---------- Provided data
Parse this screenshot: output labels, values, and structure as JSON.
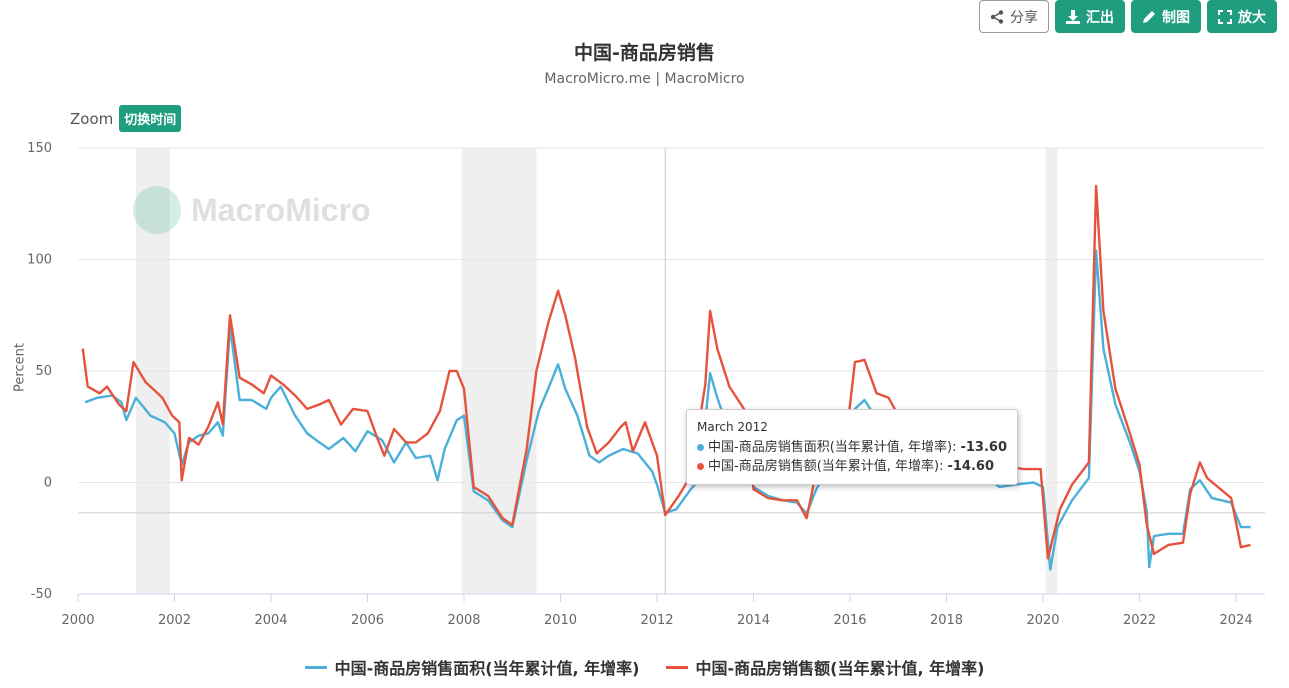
{
  "toolbar": {
    "share_label": "分享",
    "export_label": "汇出",
    "draw_label": "制图",
    "zoom_label": "放大"
  },
  "zoom": {
    "label": "Zoom",
    "toggle_label": "切换时间"
  },
  "watermark": {
    "text": "MacroMicro"
  },
  "tooltip": {
    "header": "March 2012",
    "rows": [
      {
        "label": "中国-商品房销售面积(当年累计值, 年增率):",
        "value": "-13.60"
      },
      {
        "label": "中国-商品房销售额(当年累计值, 年增率):",
        "value": "-14.60"
      }
    ]
  },
  "chart_data": {
    "type": "line",
    "title": "中国-商品房销售",
    "subtitle": "MacroMicro.me | MacroMicro",
    "ylabel": "Percent",
    "xlabel": "",
    "ylim": [
      -50,
      150
    ],
    "xlim": [
      2000,
      2024.6
    ],
    "yticks": [
      "150",
      "100",
      "50",
      "0",
      "-50"
    ],
    "xticks": [
      "2000",
      "2002",
      "2004",
      "2006",
      "2008",
      "2010",
      "2012",
      "2014",
      "2016",
      "2018",
      "2020",
      "2022",
      "2024"
    ],
    "shaded_periods": [
      [
        2001.2,
        2001.9
      ],
      [
        2007.95,
        2009.5
      ],
      [
        2020.05,
        2020.3
      ]
    ],
    "crosshair_x": 2012.17,
    "hline_y": -13.6,
    "grid": true,
    "legend_position": "bottom",
    "colors": {
      "area": "#4ab0d9",
      "amount": "#e5533d"
    },
    "series": [
      {
        "name": "中国-商品房销售面积(当年累计值, 年增率)",
        "color": "#4ab0d9",
        "points": [
          [
            2000.15,
            36
          ],
          [
            2000.4,
            38
          ],
          [
            2000.7,
            39
          ],
          [
            2000.9,
            36
          ],
          [
            2001.0,
            28
          ],
          [
            2001.2,
            38
          ],
          [
            2001.5,
            30
          ],
          [
            2001.8,
            27
          ],
          [
            2002.0,
            22
          ],
          [
            2002.15,
            8
          ],
          [
            2002.3,
            18
          ],
          [
            2002.5,
            21
          ],
          [
            2002.7,
            22
          ],
          [
            2002.9,
            27
          ],
          [
            2003.0,
            21
          ],
          [
            2003.15,
            70
          ],
          [
            2003.35,
            37
          ],
          [
            2003.6,
            37
          ],
          [
            2003.9,
            33
          ],
          [
            2004.0,
            38
          ],
          [
            2004.2,
            43
          ],
          [
            2004.5,
            30
          ],
          [
            2004.75,
            22
          ],
          [
            2005.0,
            18
          ],
          [
            2005.2,
            15
          ],
          [
            2005.5,
            20
          ],
          [
            2005.75,
            14
          ],
          [
            2006.0,
            23
          ],
          [
            2006.3,
            19
          ],
          [
            2006.55,
            9
          ],
          [
            2006.8,
            18
          ],
          [
            2007.0,
            11
          ],
          [
            2007.3,
            12
          ],
          [
            2007.45,
            1
          ],
          [
            2007.6,
            15
          ],
          [
            2007.85,
            28
          ],
          [
            2008.0,
            30
          ],
          [
            2008.2,
            -4
          ],
          [
            2008.5,
            -8
          ],
          [
            2008.8,
            -17
          ],
          [
            2009.0,
            -20
          ],
          [
            2009.3,
            10
          ],
          [
            2009.55,
            32
          ],
          [
            2009.8,
            45
          ],
          [
            2009.95,
            53
          ],
          [
            2010.1,
            42
          ],
          [
            2010.35,
            30
          ],
          [
            2010.6,
            12
          ],
          [
            2010.8,
            9
          ],
          [
            2011.0,
            12
          ],
          [
            2011.3,
            15
          ],
          [
            2011.6,
            13
          ],
          [
            2011.9,
            5
          ],
          [
            2012.0,
            -1
          ],
          [
            2012.17,
            -13.6
          ],
          [
            2012.4,
            -12
          ],
          [
            2012.7,
            -3
          ],
          [
            2012.95,
            3
          ],
          [
            2013.0,
            28
          ],
          [
            2013.1,
            49
          ],
          [
            2013.25,
            38
          ],
          [
            2013.5,
            22
          ],
          [
            2013.8,
            14
          ],
          [
            2014.0,
            -2
          ],
          [
            2014.3,
            -6
          ],
          [
            2014.6,
            -8
          ],
          [
            2014.9,
            -9
          ],
          [
            2015.1,
            -14
          ],
          [
            2015.3,
            -3
          ],
          [
            2015.6,
            8
          ],
          [
            2015.9,
            7
          ],
          [
            2016.1,
            33
          ],
          [
            2016.3,
            37
          ],
          [
            2016.6,
            27
          ],
          [
            2016.9,
            21
          ],
          [
            2017.1,
            16
          ],
          [
            2017.5,
            16
          ],
          [
            2017.9,
            8
          ],
          [
            2018.2,
            4
          ],
          [
            2018.6,
            3
          ],
          [
            2018.9,
            1
          ],
          [
            2019.1,
            -2
          ],
          [
            2019.4,
            -1
          ],
          [
            2019.8,
            0
          ],
          [
            2020.0,
            -2
          ],
          [
            2020.15,
            -39
          ],
          [
            2020.3,
            -20
          ],
          [
            2020.6,
            -8
          ],
          [
            2020.95,
            2
          ],
          [
            2021.1,
            104
          ],
          [
            2021.25,
            60
          ],
          [
            2021.5,
            35
          ],
          [
            2021.8,
            18
          ],
          [
            2022.0,
            5
          ],
          [
            2022.15,
            -13
          ],
          [
            2022.2,
            -38
          ],
          [
            2022.3,
            -24
          ],
          [
            2022.6,
            -23
          ],
          [
            2022.9,
            -23
          ],
          [
            2023.05,
            -3
          ],
          [
            2023.25,
            1
          ],
          [
            2023.5,
            -7
          ],
          [
            2023.9,
            -9
          ],
          [
            2024.1,
            -20
          ],
          [
            2024.3,
            -20
          ]
        ]
      },
      {
        "name": "中国-商品房销售额(当年累计值, 年增率)",
        "color": "#e5533d",
        "points": [
          [
            2000.1,
            60
          ],
          [
            2000.2,
            43
          ],
          [
            2000.45,
            40
          ],
          [
            2000.6,
            43
          ],
          [
            2000.85,
            35
          ],
          [
            2001.0,
            32
          ],
          [
            2001.15,
            54
          ],
          [
            2001.4,
            45
          ],
          [
            2001.75,
            38
          ],
          [
            2001.95,
            30
          ],
          [
            2002.1,
            27
          ],
          [
            2002.15,
            1
          ],
          [
            2002.3,
            20
          ],
          [
            2002.5,
            17
          ],
          [
            2002.7,
            25
          ],
          [
            2002.9,
            36
          ],
          [
            2003.0,
            26
          ],
          [
            2003.15,
            75
          ],
          [
            2003.35,
            47
          ],
          [
            2003.6,
            44
          ],
          [
            2003.85,
            40
          ],
          [
            2004.0,
            48
          ],
          [
            2004.25,
            44
          ],
          [
            2004.5,
            39
          ],
          [
            2004.75,
            33
          ],
          [
            2005.0,
            35
          ],
          [
            2005.2,
            37
          ],
          [
            2005.45,
            26
          ],
          [
            2005.7,
            33
          ],
          [
            2006.0,
            32
          ],
          [
            2006.2,
            20
          ],
          [
            2006.35,
            12
          ],
          [
            2006.55,
            24
          ],
          [
            2006.8,
            18
          ],
          [
            2007.0,
            18
          ],
          [
            2007.25,
            22
          ],
          [
            2007.5,
            32
          ],
          [
            2007.7,
            50
          ],
          [
            2007.85,
            50
          ],
          [
            2008.0,
            42
          ],
          [
            2008.2,
            -2
          ],
          [
            2008.5,
            -6
          ],
          [
            2008.8,
            -16
          ],
          [
            2009.0,
            -19
          ],
          [
            2009.3,
            15
          ],
          [
            2009.5,
            50
          ],
          [
            2009.75,
            72
          ],
          [
            2009.95,
            86
          ],
          [
            2010.1,
            75
          ],
          [
            2010.3,
            56
          ],
          [
            2010.55,
            25
          ],
          [
            2010.75,
            13
          ],
          [
            2011.0,
            18
          ],
          [
            2011.25,
            25
          ],
          [
            2011.35,
            27
          ],
          [
            2011.5,
            14
          ],
          [
            2011.75,
            27
          ],
          [
            2012.0,
            12
          ],
          [
            2012.17,
            -14.6
          ],
          [
            2012.45,
            -6
          ],
          [
            2012.7,
            3
          ],
          [
            2013.0,
            44
          ],
          [
            2013.1,
            77
          ],
          [
            2013.25,
            60
          ],
          [
            2013.5,
            43
          ],
          [
            2013.8,
            33
          ],
          [
            2014.0,
            -3
          ],
          [
            2014.3,
            -7
          ],
          [
            2014.6,
            -8
          ],
          [
            2014.9,
            -8
          ],
          [
            2015.1,
            -16
          ],
          [
            2015.3,
            5
          ],
          [
            2015.6,
            18
          ],
          [
            2015.9,
            16
          ],
          [
            2016.1,
            54
          ],
          [
            2016.3,
            55
          ],
          [
            2016.55,
            40
          ],
          [
            2016.8,
            38
          ],
          [
            2017.0,
            30
          ],
          [
            2017.5,
            20
          ],
          [
            2017.9,
            13
          ],
          [
            2018.2,
            13
          ],
          [
            2018.6,
            12
          ],
          [
            2018.9,
            10
          ],
          [
            2019.3,
            7
          ],
          [
            2019.6,
            6
          ],
          [
            2019.95,
            6
          ],
          [
            2020.1,
            -34
          ],
          [
            2020.35,
            -12
          ],
          [
            2020.6,
            -1
          ],
          [
            2020.95,
            9
          ],
          [
            2021.1,
            133
          ],
          [
            2021.25,
            77
          ],
          [
            2021.5,
            42
          ],
          [
            2021.8,
            22
          ],
          [
            2022.0,
            8
          ],
          [
            2022.15,
            -19
          ],
          [
            2022.3,
            -32
          ],
          [
            2022.6,
            -28
          ],
          [
            2022.9,
            -27
          ],
          [
            2023.05,
            -5
          ],
          [
            2023.25,
            9
          ],
          [
            2023.4,
            2
          ],
          [
            2023.9,
            -7
          ],
          [
            2024.1,
            -29
          ],
          [
            2024.3,
            -28
          ]
        ]
      }
    ]
  }
}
--------------------
__Work instructions__
From the entries above, list each line with "商品房销售额" in it.

__Written answer__
        "label": "中国-商品房销售额(当年累计值, 年增率):",
        "name": "中国-商品房销售额(当年累计值, 年增率)",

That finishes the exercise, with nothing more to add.